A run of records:
□ □ □ □ □ □ □
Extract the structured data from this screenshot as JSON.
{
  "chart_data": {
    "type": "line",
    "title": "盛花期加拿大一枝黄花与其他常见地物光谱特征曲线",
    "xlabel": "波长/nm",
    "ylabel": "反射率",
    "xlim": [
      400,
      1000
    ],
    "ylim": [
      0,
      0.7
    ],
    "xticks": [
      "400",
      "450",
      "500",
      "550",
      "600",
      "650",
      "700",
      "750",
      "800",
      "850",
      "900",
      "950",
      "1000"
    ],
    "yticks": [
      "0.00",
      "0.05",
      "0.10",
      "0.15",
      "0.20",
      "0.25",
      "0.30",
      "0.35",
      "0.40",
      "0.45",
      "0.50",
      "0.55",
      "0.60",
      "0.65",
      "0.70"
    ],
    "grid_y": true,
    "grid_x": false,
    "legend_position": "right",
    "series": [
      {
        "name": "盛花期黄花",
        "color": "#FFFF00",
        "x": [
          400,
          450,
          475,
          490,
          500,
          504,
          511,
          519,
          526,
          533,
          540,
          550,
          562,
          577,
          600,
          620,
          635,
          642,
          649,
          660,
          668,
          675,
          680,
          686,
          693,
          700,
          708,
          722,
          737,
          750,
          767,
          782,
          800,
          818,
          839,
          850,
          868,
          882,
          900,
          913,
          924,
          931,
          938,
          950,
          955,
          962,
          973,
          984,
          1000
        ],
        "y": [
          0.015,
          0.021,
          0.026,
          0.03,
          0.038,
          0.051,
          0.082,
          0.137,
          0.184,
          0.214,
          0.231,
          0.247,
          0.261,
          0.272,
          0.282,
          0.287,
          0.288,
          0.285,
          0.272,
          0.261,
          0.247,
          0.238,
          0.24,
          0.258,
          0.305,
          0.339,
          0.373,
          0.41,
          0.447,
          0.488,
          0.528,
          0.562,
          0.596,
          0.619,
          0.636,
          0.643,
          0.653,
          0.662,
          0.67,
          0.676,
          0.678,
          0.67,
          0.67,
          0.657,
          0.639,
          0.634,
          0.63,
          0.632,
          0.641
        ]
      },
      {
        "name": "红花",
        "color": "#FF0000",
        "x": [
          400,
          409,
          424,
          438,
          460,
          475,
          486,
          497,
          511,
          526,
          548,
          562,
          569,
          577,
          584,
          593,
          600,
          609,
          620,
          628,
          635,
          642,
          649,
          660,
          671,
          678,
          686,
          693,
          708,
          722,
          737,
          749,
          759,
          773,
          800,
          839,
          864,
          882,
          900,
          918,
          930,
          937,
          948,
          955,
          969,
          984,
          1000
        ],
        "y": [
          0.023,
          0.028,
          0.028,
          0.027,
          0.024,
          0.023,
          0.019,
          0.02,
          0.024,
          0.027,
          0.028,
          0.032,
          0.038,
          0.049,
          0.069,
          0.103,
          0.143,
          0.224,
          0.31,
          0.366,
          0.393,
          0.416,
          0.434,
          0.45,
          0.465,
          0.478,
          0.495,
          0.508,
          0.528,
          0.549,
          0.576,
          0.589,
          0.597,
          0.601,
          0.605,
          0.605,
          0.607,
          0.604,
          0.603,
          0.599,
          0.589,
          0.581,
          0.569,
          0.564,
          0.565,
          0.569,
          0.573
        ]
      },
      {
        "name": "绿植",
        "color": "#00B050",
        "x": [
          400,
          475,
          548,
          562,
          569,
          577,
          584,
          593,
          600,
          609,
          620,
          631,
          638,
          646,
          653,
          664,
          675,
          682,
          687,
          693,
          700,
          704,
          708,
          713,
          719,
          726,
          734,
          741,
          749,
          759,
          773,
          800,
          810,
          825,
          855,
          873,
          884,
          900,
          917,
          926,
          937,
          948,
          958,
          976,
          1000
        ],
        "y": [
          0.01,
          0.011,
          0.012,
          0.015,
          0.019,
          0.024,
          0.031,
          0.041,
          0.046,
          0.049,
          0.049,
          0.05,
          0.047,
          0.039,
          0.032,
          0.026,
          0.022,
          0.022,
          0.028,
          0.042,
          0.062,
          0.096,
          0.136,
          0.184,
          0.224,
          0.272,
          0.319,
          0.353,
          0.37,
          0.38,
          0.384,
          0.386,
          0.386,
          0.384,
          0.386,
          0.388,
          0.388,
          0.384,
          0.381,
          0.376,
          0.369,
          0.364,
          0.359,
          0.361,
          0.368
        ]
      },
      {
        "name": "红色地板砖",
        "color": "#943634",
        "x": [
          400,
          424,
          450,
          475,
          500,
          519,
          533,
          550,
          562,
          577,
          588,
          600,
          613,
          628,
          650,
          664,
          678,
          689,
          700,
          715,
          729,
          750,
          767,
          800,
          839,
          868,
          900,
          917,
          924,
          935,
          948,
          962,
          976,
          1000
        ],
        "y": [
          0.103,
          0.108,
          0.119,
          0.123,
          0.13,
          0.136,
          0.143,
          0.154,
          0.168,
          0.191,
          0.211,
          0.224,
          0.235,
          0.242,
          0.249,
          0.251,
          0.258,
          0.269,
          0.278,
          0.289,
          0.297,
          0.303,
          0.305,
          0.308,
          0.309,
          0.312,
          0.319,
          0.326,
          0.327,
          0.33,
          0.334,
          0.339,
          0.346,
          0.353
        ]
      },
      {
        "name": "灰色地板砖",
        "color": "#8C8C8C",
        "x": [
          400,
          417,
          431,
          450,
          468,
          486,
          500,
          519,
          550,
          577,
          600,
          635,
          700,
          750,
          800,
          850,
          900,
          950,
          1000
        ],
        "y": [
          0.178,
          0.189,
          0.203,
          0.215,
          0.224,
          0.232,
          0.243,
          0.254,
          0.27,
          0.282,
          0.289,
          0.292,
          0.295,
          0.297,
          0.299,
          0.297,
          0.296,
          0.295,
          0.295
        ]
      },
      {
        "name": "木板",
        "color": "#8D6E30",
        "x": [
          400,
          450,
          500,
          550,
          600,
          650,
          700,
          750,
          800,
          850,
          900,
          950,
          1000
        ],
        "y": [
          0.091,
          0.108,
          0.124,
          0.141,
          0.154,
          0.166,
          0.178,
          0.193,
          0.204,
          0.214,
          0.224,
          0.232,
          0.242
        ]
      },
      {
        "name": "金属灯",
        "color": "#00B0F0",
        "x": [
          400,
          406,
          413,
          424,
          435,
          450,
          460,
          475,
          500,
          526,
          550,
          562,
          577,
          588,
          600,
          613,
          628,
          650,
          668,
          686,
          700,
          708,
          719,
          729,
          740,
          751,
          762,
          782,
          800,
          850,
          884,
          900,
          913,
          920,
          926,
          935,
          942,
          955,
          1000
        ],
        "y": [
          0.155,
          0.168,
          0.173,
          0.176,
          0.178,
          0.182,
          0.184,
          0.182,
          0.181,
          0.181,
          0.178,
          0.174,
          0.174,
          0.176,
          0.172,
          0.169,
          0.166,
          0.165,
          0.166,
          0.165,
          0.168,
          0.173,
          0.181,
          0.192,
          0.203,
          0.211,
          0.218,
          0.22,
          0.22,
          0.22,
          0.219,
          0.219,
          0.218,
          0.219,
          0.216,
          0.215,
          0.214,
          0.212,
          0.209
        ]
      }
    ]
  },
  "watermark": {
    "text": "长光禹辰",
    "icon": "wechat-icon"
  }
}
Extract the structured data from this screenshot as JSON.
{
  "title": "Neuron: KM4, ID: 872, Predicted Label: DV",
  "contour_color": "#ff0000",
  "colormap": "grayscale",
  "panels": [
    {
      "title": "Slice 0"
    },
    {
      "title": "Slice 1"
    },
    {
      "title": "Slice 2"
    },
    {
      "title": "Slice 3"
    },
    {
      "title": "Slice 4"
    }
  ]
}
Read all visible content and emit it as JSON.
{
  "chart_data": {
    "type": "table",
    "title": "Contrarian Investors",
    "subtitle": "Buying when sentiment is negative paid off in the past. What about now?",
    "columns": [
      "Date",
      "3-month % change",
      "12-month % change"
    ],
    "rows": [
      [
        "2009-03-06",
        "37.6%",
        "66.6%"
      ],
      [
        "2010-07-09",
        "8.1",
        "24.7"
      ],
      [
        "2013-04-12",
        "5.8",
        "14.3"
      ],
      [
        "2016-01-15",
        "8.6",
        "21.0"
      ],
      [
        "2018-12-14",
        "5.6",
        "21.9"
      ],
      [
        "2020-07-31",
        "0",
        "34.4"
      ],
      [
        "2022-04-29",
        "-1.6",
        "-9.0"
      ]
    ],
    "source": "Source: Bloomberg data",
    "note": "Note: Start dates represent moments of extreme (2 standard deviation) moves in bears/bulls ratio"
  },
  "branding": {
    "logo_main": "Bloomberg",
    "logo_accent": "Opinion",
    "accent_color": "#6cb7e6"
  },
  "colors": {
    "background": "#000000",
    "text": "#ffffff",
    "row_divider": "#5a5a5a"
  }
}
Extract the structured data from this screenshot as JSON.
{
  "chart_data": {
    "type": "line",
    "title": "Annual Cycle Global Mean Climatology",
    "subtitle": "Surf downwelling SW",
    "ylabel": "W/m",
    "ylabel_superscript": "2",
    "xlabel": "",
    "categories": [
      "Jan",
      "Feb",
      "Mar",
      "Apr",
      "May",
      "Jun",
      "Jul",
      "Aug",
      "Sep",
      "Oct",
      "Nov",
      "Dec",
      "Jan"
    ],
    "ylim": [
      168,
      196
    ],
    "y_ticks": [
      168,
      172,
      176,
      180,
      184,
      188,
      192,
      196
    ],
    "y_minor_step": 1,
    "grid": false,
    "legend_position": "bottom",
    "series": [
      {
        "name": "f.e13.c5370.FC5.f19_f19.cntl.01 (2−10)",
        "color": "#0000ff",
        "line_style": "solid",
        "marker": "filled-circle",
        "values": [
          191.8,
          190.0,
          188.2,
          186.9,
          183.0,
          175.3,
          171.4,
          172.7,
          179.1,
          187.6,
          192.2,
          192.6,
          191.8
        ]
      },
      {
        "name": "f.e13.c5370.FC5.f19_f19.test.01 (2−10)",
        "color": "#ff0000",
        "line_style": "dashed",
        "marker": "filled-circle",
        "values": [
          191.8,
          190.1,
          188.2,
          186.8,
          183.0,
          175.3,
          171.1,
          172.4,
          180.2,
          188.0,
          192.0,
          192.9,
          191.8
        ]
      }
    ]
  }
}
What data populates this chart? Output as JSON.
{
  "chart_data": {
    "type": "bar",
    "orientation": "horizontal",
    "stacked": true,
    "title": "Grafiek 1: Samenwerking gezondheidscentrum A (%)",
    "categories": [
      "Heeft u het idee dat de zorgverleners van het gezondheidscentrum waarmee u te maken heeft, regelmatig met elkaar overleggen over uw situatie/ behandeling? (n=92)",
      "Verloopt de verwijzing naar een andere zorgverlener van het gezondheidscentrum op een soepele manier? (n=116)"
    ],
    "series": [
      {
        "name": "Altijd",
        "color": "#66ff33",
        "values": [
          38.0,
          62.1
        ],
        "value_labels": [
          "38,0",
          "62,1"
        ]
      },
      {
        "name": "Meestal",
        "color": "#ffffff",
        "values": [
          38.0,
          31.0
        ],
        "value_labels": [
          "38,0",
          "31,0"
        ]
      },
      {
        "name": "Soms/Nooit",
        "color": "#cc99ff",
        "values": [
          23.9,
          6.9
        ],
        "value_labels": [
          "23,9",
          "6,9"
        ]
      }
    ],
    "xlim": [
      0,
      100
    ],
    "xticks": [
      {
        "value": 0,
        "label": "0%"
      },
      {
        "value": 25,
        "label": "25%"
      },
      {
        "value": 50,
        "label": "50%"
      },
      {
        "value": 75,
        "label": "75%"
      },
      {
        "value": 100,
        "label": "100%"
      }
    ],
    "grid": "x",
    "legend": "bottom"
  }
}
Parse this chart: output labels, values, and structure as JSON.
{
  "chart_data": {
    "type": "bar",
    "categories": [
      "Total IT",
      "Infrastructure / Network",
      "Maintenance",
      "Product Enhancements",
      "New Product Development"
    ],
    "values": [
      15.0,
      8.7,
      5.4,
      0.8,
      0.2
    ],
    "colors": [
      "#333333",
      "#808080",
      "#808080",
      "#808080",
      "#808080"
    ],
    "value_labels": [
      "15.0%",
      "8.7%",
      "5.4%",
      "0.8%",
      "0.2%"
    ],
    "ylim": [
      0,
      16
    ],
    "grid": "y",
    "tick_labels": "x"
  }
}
□ □ □ □ □ □ □
Exercise aim: From the entries above, copy each line holding "gezondheidscentrum".

Exercise result:
    "title": "Grafiek 1: Samenwerking gezondheidscentrum A (%)",
      "Heeft u het idee dat de zorgverleners van het gezondheidscentrum waarmee u te maken heeft, regelmatig met elkaar overleggen over uw situatie/ behandeling? (n=92)",
      "Verloopt de verwijzing naar een andere zorgverlener van het gezondheidscentrum op een soepele manier? (n=116)"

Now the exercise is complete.